Pick out each line of the records that includes the string "heading", and copy it.

begin RECORDS FOR THE TASK

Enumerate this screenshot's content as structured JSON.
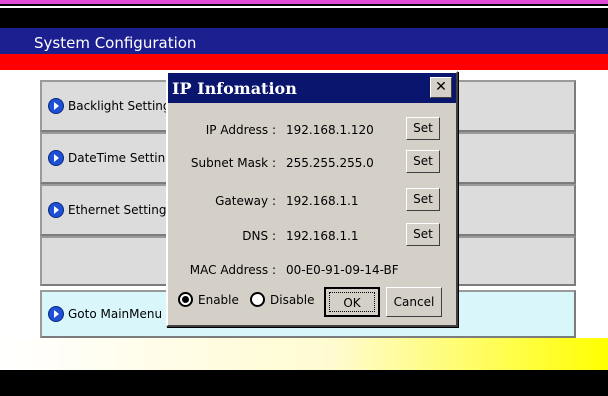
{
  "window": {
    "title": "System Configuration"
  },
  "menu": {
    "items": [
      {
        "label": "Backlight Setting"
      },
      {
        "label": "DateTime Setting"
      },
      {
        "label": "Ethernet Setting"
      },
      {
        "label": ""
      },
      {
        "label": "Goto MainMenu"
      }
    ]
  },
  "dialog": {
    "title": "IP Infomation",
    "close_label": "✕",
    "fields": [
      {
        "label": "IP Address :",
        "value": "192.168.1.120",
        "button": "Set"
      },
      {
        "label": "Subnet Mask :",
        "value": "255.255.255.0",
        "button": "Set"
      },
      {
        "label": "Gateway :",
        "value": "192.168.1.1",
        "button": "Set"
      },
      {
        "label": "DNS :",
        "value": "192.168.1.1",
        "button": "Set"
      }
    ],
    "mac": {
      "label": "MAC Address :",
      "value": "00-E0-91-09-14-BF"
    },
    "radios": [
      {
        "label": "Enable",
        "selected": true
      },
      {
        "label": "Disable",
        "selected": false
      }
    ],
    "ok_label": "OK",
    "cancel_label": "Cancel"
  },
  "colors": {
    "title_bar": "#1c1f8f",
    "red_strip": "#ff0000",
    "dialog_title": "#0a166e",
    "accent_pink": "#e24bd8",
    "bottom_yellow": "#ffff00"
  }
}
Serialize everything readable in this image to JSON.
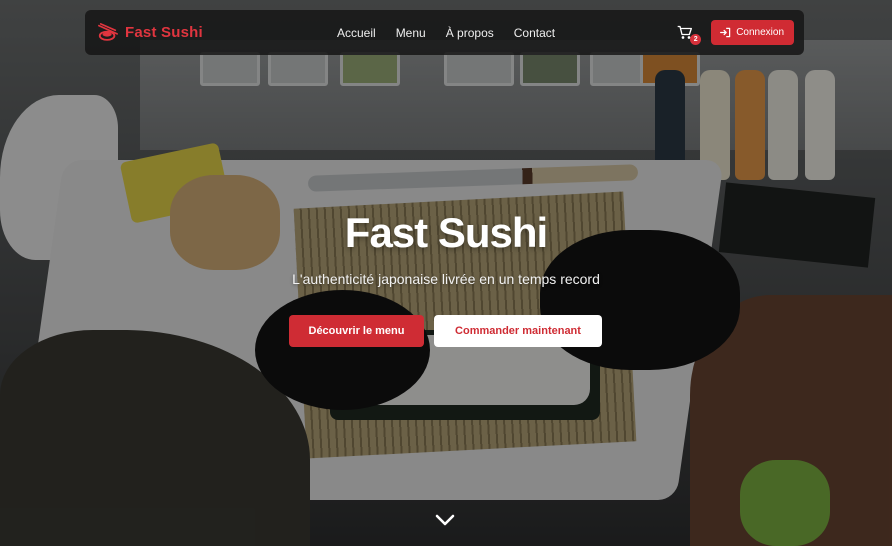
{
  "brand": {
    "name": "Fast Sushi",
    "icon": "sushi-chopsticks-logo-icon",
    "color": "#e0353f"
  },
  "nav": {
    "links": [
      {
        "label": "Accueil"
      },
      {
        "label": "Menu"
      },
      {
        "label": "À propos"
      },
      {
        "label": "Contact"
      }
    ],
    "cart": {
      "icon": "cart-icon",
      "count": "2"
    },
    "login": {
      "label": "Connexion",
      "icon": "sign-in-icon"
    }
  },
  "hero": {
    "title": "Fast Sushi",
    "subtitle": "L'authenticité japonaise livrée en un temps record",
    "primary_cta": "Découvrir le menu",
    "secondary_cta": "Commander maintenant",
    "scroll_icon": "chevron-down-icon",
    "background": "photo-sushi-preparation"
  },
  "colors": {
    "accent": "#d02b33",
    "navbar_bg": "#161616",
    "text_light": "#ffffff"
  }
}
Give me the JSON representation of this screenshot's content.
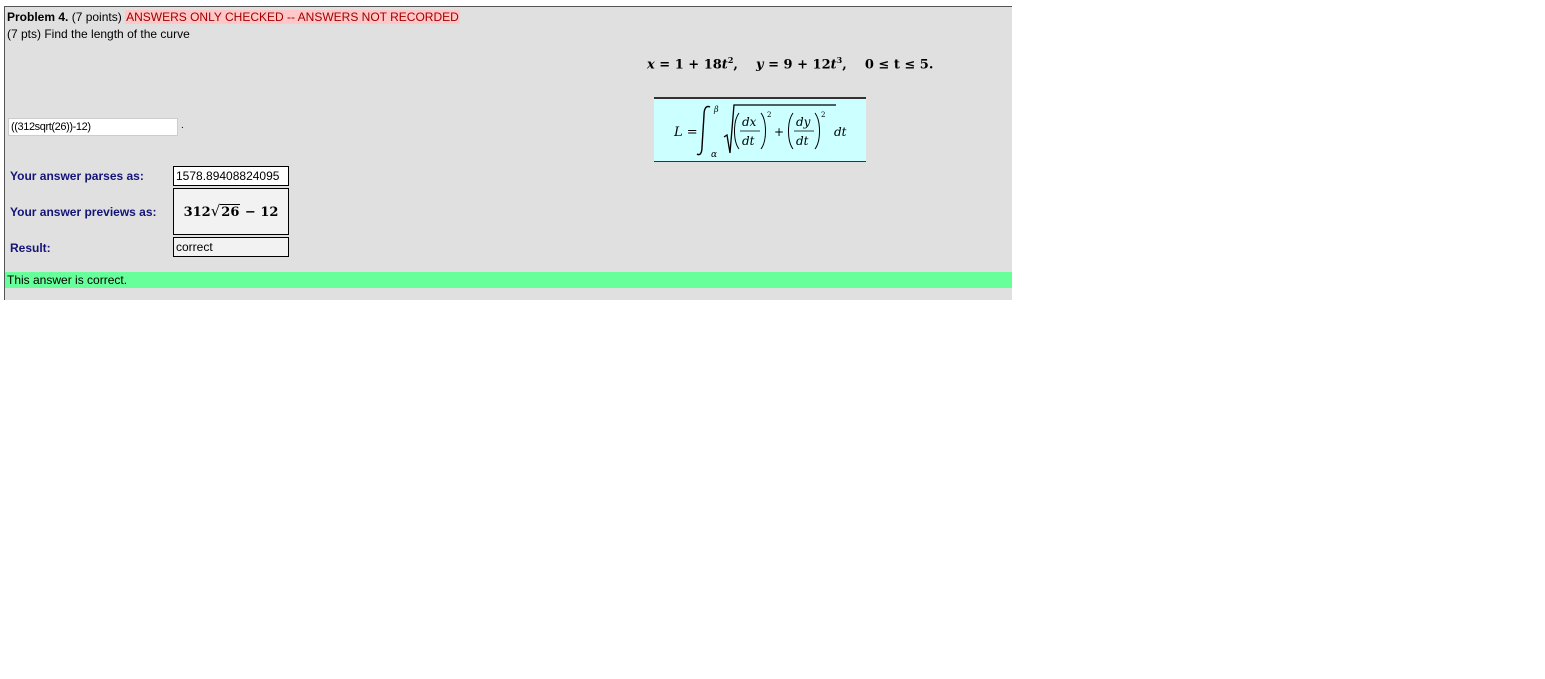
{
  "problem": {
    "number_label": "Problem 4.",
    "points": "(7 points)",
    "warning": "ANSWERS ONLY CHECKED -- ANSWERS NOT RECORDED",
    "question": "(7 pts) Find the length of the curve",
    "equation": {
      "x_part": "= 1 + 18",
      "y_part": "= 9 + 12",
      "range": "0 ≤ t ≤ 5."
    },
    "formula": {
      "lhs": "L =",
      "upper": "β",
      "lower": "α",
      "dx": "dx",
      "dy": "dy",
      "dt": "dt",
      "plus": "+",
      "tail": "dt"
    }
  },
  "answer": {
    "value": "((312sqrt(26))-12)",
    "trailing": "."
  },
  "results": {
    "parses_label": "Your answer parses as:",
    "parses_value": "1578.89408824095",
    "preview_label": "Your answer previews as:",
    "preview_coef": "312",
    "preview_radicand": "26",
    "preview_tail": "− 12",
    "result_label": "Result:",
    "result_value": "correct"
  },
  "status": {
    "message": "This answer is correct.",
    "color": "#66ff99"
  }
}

end RECORDS FOR THE TASK
begin RECORDS FOR THE TASK

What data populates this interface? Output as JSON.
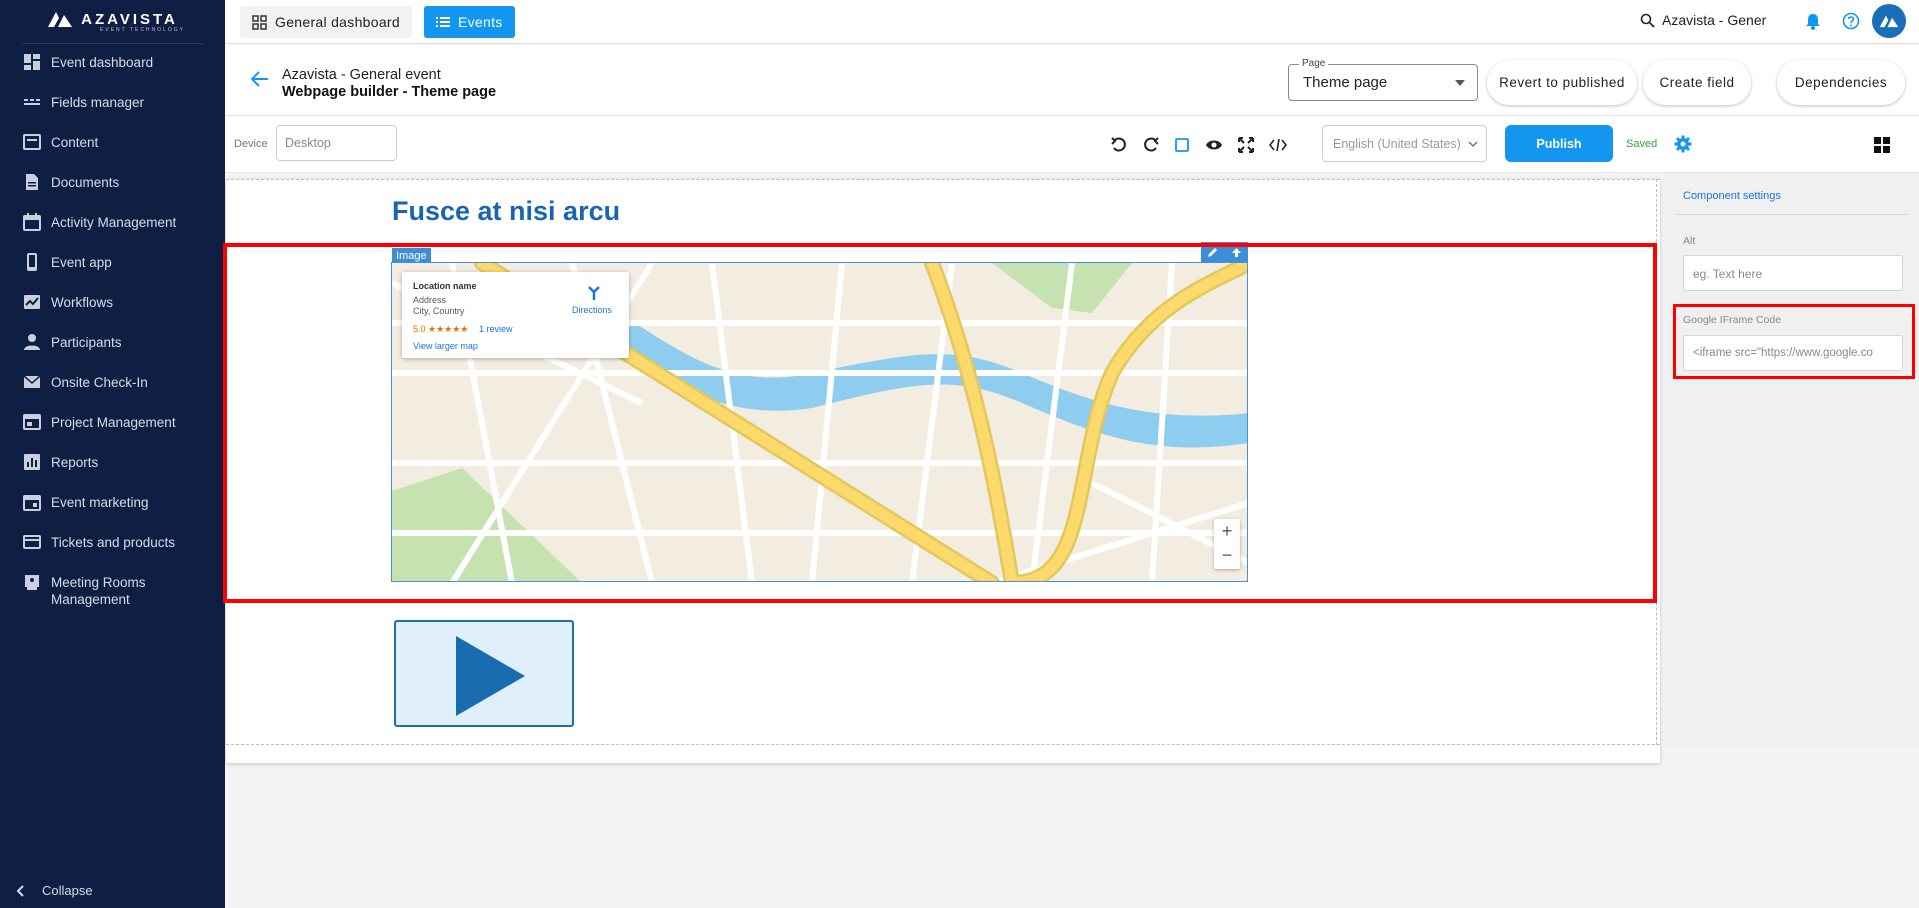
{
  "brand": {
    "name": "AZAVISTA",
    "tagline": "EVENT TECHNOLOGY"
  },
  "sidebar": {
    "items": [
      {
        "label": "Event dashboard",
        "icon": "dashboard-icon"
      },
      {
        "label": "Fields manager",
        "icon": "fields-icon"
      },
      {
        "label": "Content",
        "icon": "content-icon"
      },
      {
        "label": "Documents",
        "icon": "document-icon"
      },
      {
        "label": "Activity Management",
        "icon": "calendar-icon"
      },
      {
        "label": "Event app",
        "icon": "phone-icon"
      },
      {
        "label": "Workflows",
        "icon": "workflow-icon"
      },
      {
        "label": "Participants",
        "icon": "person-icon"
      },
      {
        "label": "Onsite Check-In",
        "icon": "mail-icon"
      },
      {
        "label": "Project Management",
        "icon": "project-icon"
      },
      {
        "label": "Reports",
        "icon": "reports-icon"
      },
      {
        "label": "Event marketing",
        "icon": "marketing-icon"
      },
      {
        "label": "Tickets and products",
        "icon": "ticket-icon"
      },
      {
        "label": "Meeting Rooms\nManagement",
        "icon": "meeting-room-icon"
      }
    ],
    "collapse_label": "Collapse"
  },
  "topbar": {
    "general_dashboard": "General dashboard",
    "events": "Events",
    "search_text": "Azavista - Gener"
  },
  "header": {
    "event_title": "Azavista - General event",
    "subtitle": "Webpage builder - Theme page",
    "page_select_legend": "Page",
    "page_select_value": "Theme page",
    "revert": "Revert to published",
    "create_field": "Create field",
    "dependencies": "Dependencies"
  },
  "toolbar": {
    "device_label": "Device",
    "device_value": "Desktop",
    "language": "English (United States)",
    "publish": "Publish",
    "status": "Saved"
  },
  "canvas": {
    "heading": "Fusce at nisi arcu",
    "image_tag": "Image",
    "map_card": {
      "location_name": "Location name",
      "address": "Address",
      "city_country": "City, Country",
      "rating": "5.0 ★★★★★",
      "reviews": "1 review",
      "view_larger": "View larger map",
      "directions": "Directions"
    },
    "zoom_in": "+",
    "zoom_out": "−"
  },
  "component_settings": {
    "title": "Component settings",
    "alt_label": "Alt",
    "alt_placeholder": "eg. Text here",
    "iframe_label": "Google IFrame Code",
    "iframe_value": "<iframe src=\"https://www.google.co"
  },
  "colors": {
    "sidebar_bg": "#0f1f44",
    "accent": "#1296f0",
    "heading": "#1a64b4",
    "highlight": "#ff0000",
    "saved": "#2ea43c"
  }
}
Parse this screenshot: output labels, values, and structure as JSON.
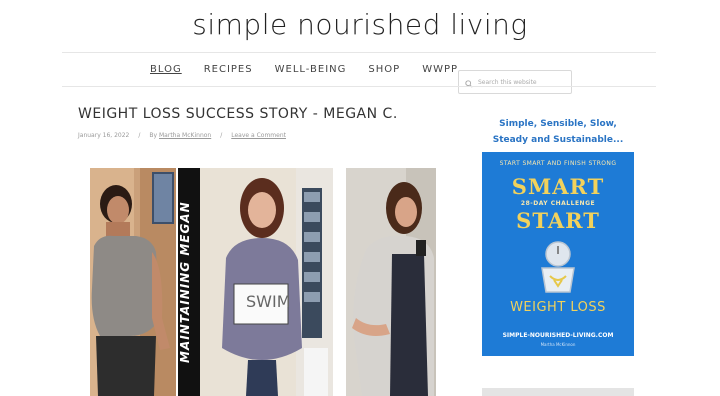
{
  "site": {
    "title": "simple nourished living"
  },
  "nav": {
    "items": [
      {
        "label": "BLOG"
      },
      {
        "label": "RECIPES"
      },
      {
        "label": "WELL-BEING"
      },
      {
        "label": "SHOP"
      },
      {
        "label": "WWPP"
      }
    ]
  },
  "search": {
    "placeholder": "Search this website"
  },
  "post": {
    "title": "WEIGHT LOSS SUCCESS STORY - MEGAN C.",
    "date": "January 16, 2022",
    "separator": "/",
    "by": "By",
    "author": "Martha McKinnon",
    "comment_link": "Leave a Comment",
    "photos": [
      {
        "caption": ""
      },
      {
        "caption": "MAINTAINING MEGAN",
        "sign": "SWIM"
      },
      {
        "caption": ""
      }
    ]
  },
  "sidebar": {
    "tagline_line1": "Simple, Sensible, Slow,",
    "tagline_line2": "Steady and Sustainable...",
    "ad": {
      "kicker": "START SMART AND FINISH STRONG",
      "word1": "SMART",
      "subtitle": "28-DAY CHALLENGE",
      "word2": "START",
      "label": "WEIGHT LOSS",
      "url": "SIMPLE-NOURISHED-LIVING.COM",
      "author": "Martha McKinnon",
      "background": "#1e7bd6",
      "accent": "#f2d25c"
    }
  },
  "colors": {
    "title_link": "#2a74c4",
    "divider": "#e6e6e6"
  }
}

end RECORDS FOR THE TASK

ANSWER TO THE EXERCISE
    "heading": "Fusce at nisi arcu",
    "heading": "#1a64b4",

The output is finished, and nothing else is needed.